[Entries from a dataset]
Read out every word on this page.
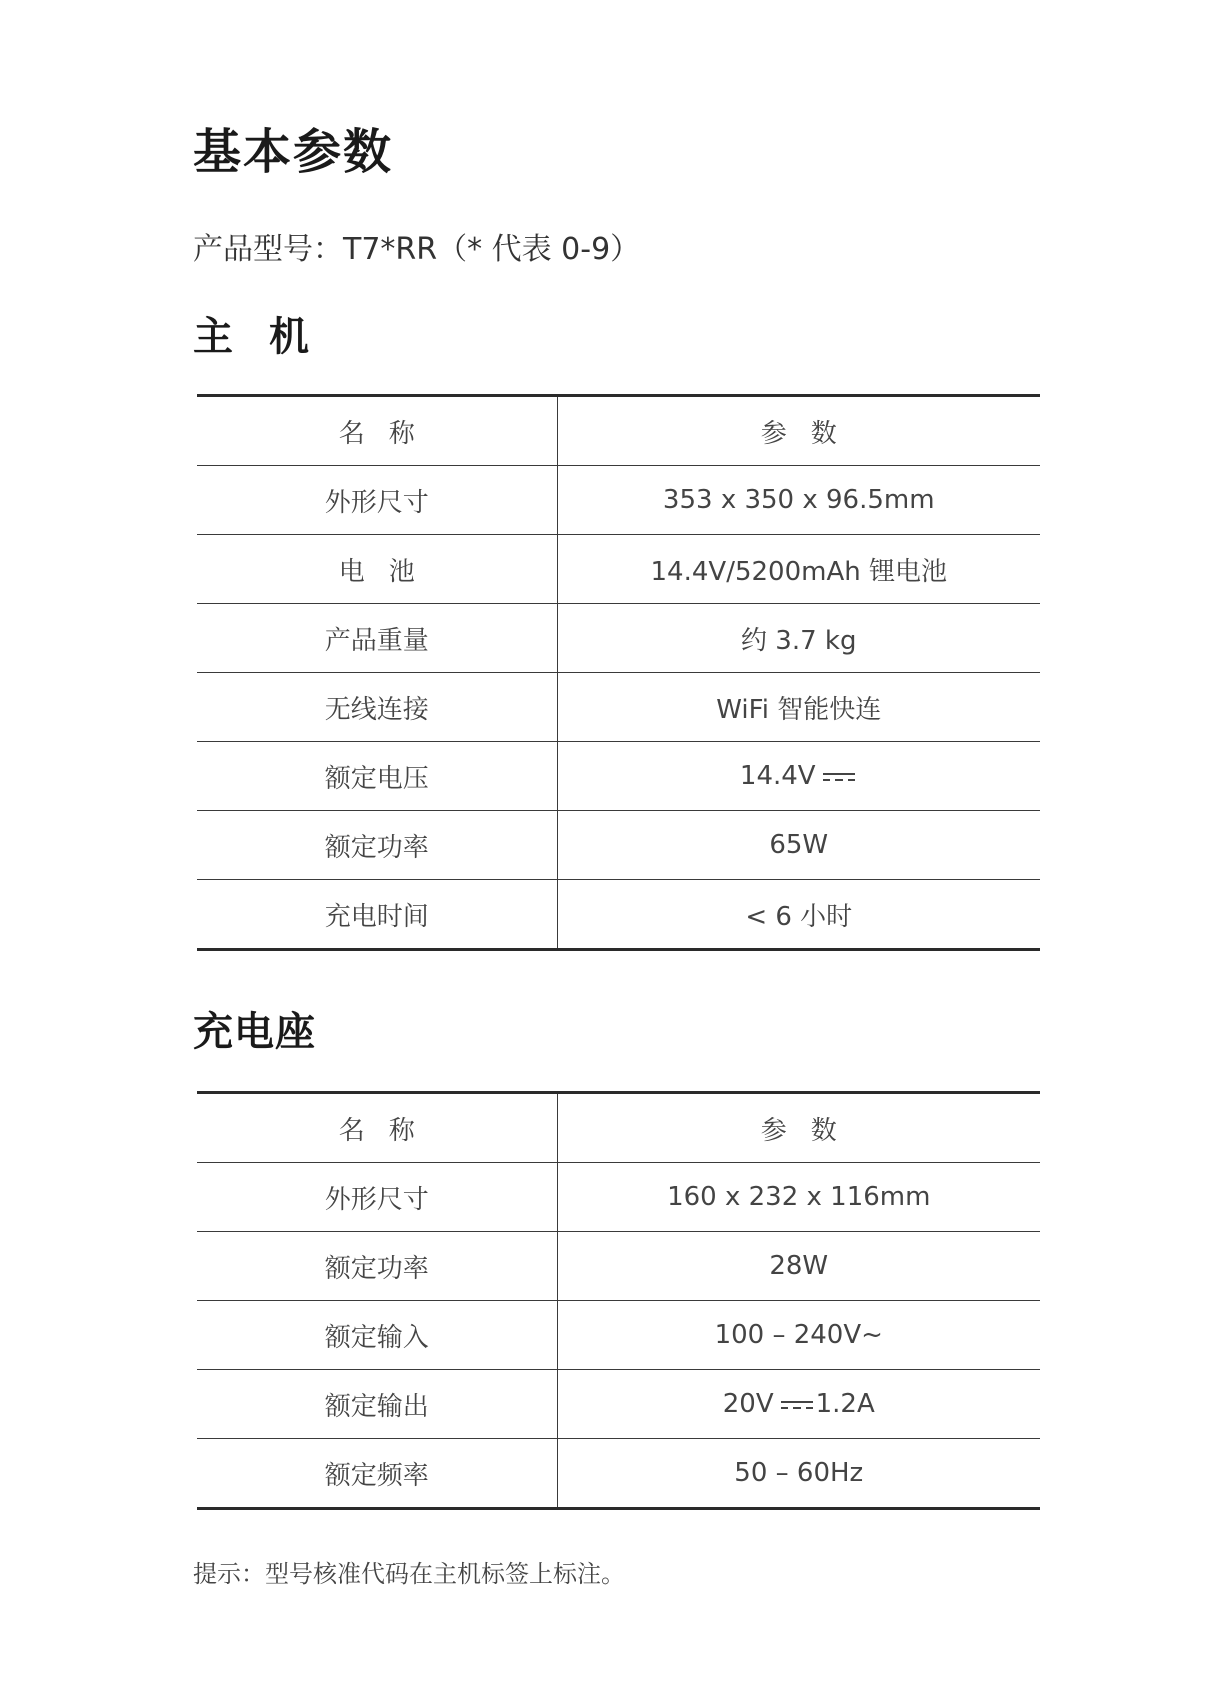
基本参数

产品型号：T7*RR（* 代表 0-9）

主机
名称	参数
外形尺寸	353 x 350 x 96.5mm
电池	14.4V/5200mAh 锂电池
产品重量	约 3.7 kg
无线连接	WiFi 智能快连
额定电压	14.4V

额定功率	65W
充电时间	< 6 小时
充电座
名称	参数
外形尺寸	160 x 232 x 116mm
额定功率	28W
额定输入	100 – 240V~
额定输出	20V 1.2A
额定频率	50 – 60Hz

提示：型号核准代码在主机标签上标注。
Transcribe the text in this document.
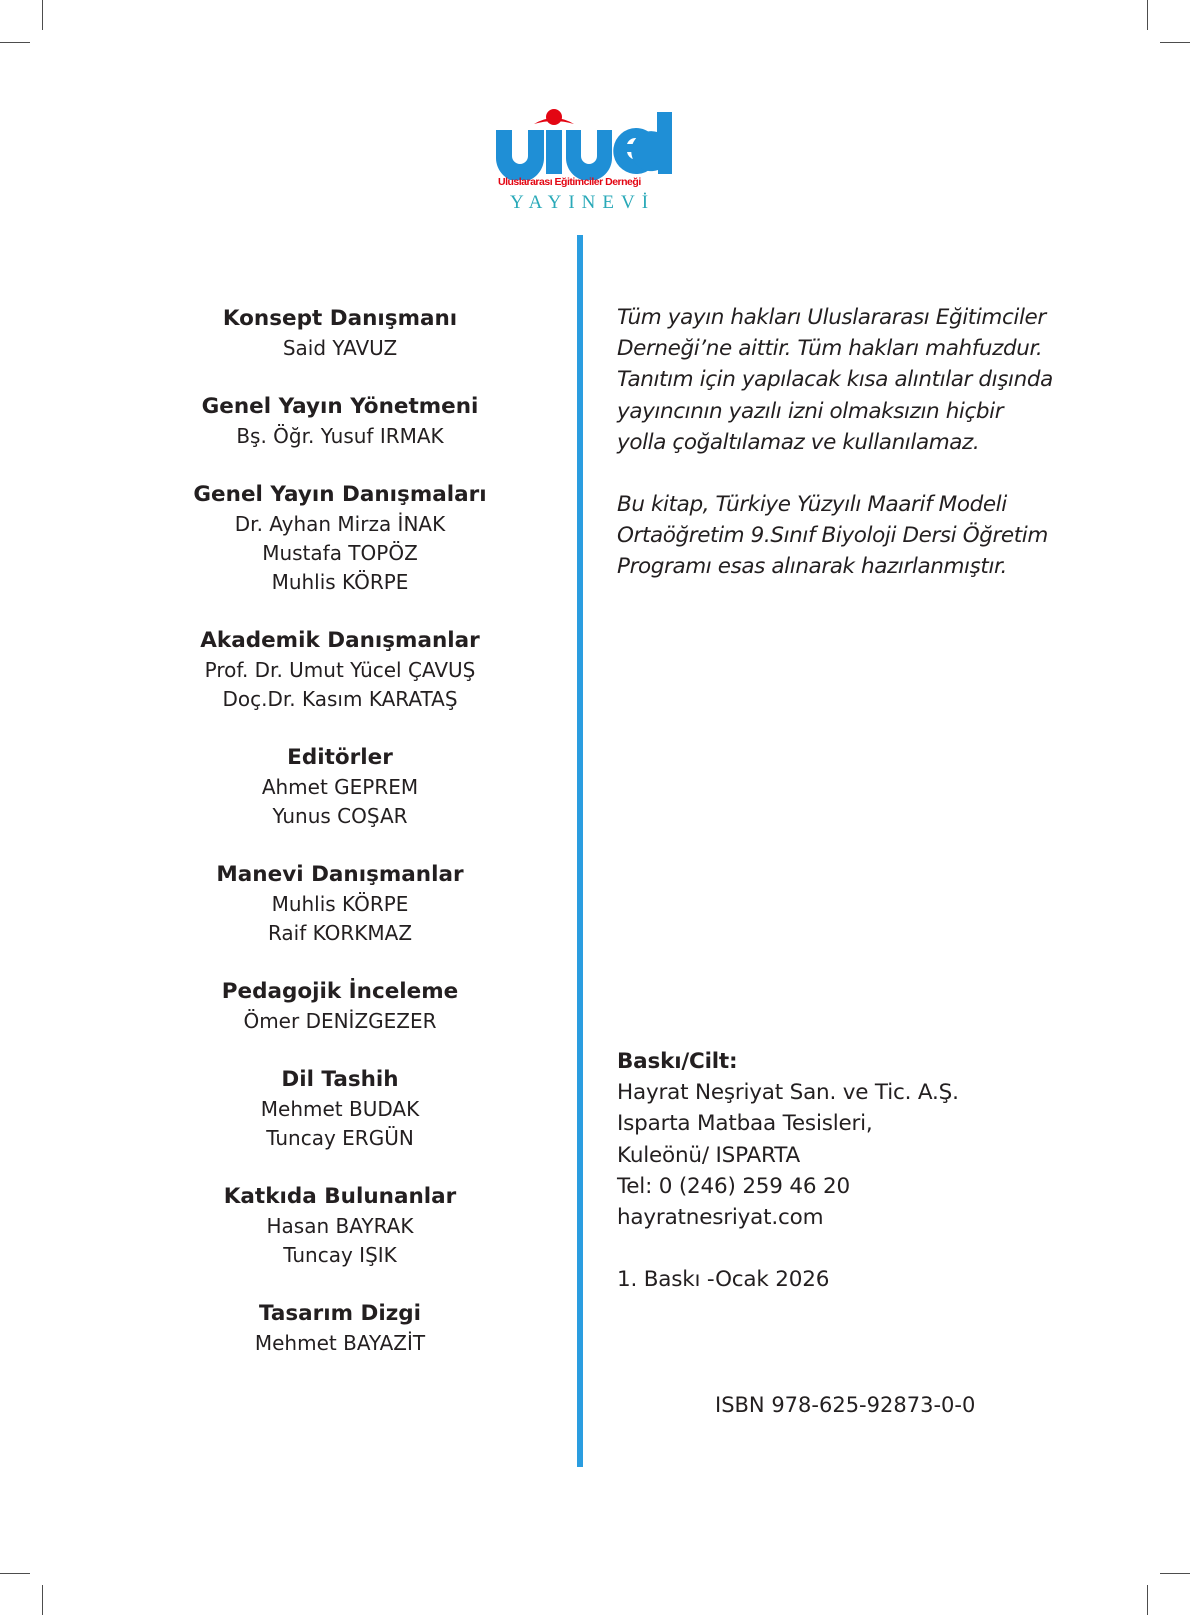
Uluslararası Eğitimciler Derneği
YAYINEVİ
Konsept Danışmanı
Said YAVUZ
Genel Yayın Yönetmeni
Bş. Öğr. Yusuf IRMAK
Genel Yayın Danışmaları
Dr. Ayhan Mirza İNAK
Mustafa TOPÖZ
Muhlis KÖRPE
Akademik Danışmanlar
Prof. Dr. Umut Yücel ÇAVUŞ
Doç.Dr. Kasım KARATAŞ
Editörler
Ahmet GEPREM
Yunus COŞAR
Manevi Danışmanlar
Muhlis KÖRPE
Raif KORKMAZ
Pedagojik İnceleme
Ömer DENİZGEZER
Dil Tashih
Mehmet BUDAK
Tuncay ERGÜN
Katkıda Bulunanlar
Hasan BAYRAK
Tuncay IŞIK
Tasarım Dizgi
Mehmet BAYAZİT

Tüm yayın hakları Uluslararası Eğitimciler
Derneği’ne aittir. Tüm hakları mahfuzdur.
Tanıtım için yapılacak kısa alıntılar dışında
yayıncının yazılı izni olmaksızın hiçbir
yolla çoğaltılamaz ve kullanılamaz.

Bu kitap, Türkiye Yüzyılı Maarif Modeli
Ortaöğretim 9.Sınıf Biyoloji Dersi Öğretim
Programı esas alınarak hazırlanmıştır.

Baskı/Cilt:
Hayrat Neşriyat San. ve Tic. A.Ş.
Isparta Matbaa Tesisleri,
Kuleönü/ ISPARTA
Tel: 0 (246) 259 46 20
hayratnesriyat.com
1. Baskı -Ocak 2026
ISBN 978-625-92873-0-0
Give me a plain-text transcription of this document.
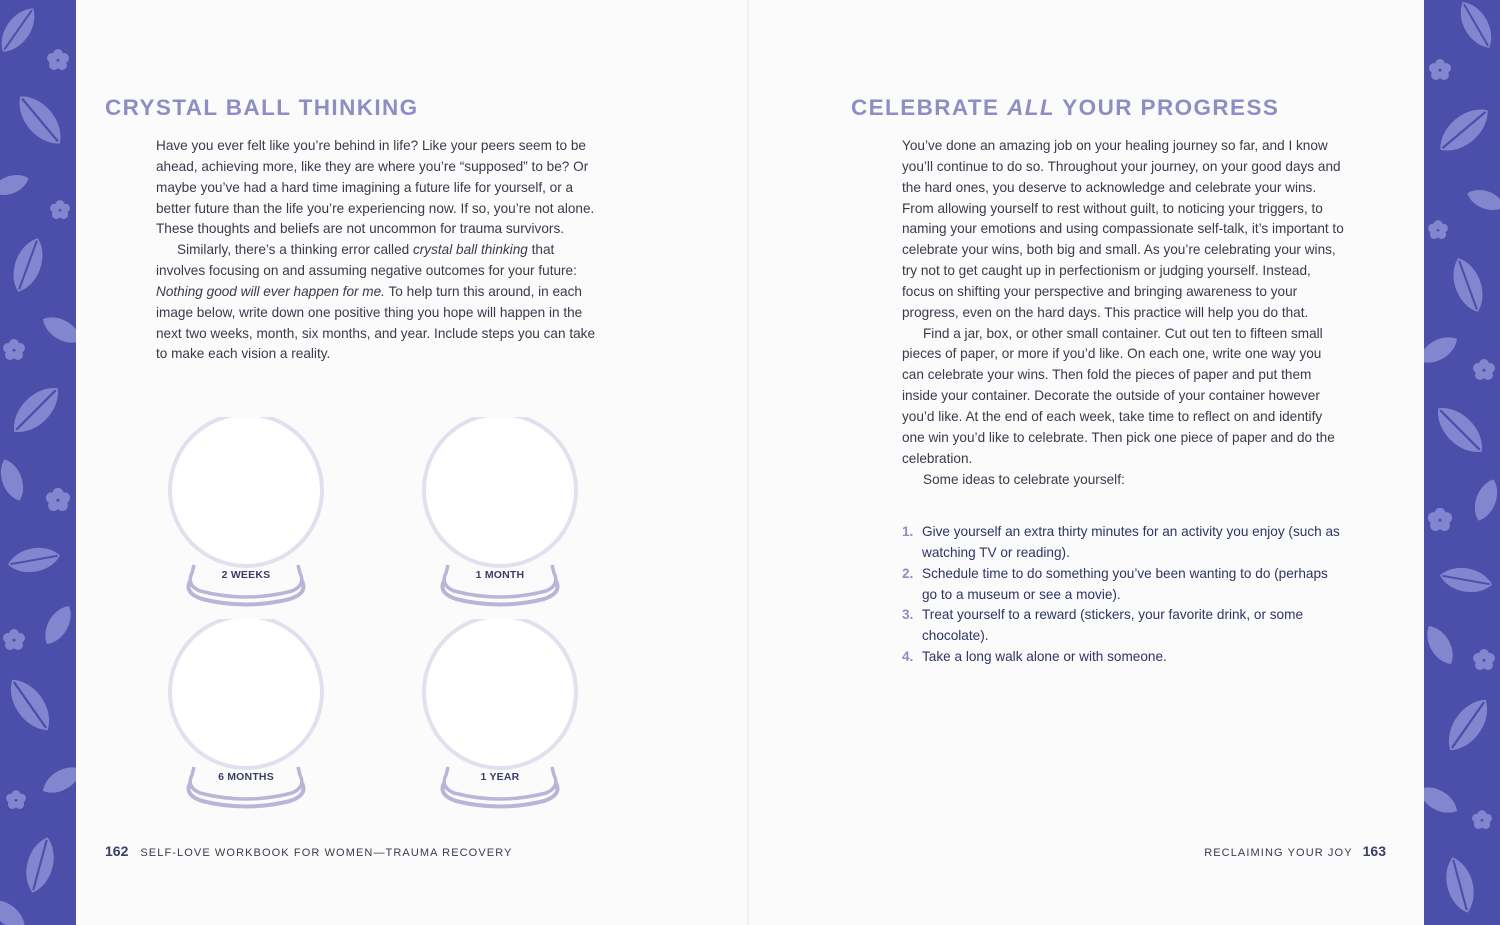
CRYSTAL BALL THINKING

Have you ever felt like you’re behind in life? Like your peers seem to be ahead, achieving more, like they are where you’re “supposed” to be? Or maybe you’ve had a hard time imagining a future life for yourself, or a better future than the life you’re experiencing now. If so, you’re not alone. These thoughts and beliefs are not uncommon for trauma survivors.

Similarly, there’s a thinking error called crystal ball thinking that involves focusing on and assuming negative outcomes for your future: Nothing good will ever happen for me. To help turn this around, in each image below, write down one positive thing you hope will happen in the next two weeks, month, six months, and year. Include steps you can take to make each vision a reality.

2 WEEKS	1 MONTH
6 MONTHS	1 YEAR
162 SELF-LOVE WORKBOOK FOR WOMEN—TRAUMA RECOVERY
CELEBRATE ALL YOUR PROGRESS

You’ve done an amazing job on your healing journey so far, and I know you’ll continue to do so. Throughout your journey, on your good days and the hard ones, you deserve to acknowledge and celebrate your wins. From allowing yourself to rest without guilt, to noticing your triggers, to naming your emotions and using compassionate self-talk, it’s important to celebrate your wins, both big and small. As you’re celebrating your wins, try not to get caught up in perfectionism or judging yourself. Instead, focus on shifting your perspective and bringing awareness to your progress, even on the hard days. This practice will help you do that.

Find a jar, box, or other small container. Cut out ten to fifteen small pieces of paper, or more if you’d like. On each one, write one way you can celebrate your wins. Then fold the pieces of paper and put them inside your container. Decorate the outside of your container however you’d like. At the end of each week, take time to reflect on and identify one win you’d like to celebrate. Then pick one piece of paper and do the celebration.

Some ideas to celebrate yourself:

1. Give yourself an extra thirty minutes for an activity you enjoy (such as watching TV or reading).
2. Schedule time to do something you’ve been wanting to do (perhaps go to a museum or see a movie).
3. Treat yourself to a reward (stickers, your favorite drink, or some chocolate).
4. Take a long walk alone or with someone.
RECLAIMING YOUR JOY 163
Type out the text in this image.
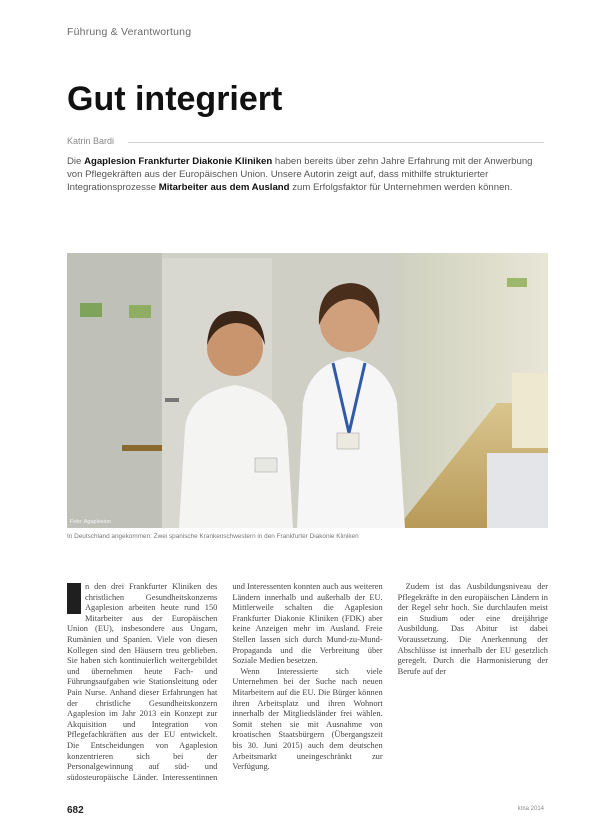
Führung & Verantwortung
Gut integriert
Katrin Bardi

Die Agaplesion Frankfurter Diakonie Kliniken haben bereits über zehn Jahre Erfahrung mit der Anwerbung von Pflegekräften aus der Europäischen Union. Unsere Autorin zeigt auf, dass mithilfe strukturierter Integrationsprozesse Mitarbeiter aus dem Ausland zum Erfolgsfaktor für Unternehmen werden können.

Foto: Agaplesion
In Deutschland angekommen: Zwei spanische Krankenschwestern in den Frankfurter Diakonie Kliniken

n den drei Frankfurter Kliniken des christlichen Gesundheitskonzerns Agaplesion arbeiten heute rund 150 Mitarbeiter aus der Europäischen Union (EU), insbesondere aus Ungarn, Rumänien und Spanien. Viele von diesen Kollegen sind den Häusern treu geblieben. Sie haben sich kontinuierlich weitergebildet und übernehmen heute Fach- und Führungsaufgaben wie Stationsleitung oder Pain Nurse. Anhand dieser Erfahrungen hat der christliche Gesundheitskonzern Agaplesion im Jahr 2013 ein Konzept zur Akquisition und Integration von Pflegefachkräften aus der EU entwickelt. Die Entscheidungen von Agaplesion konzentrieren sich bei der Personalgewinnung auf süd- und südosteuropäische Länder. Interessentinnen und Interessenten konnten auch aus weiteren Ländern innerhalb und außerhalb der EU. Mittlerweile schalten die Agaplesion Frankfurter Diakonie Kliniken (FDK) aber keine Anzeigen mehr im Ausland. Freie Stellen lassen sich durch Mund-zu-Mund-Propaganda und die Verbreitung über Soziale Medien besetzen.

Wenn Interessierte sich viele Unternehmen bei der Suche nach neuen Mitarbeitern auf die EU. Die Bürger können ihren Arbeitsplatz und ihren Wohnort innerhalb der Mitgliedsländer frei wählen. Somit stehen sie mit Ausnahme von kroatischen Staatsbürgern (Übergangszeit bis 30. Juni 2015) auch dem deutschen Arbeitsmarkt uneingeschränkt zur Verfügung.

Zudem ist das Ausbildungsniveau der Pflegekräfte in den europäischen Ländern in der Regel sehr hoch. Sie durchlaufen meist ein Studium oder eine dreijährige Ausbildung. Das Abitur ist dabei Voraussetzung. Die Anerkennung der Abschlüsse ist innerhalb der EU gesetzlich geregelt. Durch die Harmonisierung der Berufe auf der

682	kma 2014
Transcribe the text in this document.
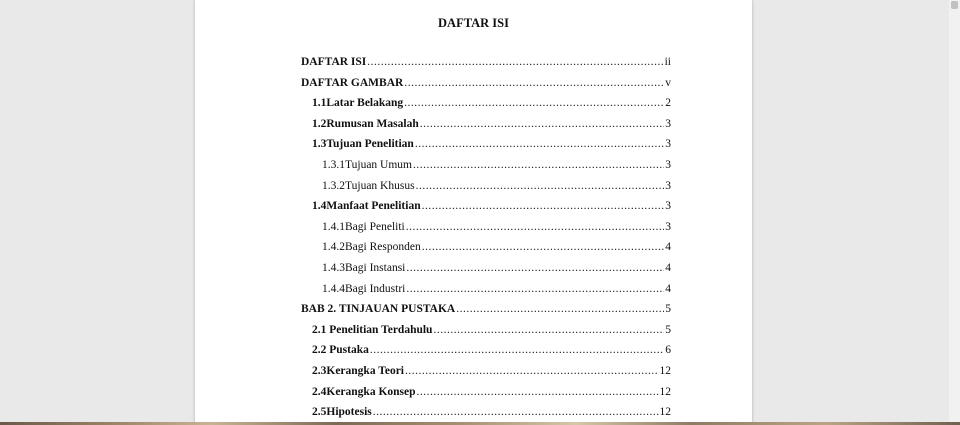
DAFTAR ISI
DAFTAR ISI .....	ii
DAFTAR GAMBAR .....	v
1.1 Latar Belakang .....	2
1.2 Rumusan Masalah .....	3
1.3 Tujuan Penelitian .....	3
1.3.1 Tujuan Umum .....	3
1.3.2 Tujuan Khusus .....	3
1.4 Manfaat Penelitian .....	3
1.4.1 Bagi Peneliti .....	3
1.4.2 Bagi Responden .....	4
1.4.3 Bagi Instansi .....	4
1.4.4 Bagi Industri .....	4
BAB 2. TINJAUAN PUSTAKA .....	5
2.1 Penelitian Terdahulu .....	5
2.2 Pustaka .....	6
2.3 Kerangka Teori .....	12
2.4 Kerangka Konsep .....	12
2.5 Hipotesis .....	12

* _What needs to be done_
Gather each line of the records holding the string "Unternehmen".

* _Finished task_
Die Agaplesion Frankfurter Diakonie Kliniken haben bereits über zehn Jahre Erfahrung mit der Anwerbung von Pflegekräften aus der Europäischen Union. Unsere Autorin zeigt auf, dass mithilfe strukturierter Integrationsprozesse Mitarbeiter aus dem Ausland zum Erfolgsfaktor für Unternehmen werden können.
Wenn Interessierte sich viele Unternehmen bei der Suche nach neuen Mitarbeitern auf die EU. Die Bürger können ihren Arbeitsplatz und ihren Wohnort innerhalb der Mitgliedsländer frei wählen. Somit stehen sie mit Ausnahme von kroatischen Staatsbürgern (Übergangszeit bis 30. Juni 2015) auch dem deutschen Arbeitsmarkt uneingeschränkt zur Verfügung.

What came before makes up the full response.